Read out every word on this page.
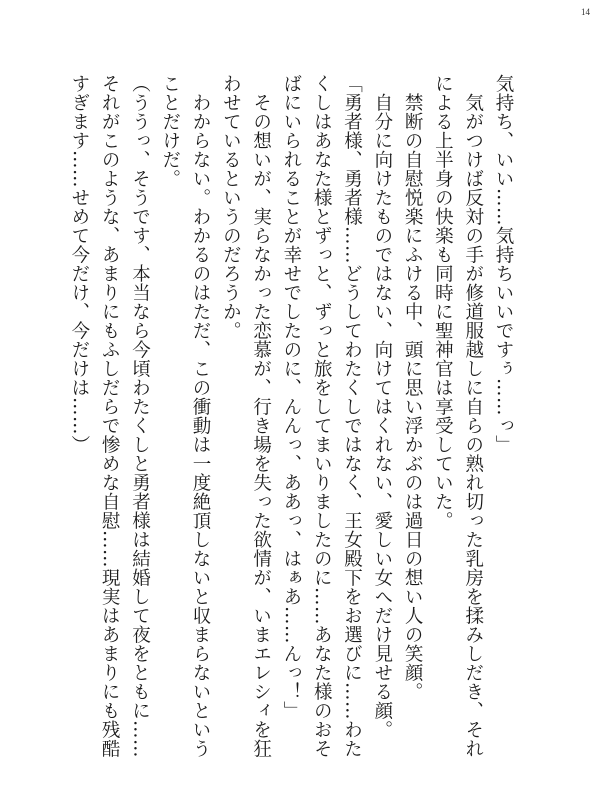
14
気持ち、いい……気持ちいいですぅ……っ」
　気がつけば反対の手が修道服越しに自らの熟れ切った乳房を揉みしだき、それ
による上半身の快楽も同時に聖神官は享受していた。
　禁断の自慰悦楽にふける中、頭に思い浮かぶのは過日の想い人の笑顔。
　自分に向けたものではない、向けてはくれない、愛しい女へだけ見せる顔。
「勇者様、勇者様……どうしてわたくしではなく、王女殿下をお選びに……わた
くしはあなた様とずっと、ずっと旅をしてまいりましたのに……あなた様のおそ
ばにいられることが幸せでしたのに、んんっ、ああっ、はぁあ……んっ！」
　その想いが、実らなかった恋慕が、行き場を失った欲情が、いまエレシィを狂
わせているというのだろうか。
　わからない。わかるのはただ、この衝動は一度絶頂しないと収まらないという
ことだけだ。
（ううっ、そうです、本当なら今頃わたくしと勇者様は結婚して夜をともに……
それがこのような、あまりにもふしだらで惨めな自慰……現実はあまりにも残酷
すぎます……せめて今だけ、今だけは……）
_____
PROMPT: Copy out each record shown above without alteration, skipping any picture.

CORRECT ANSWER:
Read out every word on this page.
14
気持ち、いい……気持ちいいですぅ……っ」
　気がつけば反対の手が修道服越しに自らの熟れ切った乳房を揉みしだき、それ
による上半身の快楽も同時に聖神官は享受していた。
　禁断の自慰悦楽にふける中、頭に思い浮かぶのは過日の想い人の笑顔。
　自分に向けたものではない、向けてはくれない、愛しい女へだけ見せる顔。
「勇者様、勇者様……どうしてわたくしではなく、王女殿下をお選びに……わた
くしはあなた様とずっと、ずっと旅をしてまいりましたのに……あなた様のおそ
ばにいられることが幸せでしたのに、んんっ、ああっ、はぁあ……んっ！」
　その想いが、実らなかった恋慕が、行き場を失った欲情が、いまエレシィを狂
わせているというのだろうか。
　わからない。わかるのはただ、この衝動は一度絶頂しないと収まらないという
ことだけだ。
（ううっ、そうです、本当なら今頃わたくしと勇者様は結婚して夜をともに……
それがこのような、あまりにもふしだらで惨めな自慰……現実はあまりにも残酷
すぎます……せめて今だけ、今だけは……）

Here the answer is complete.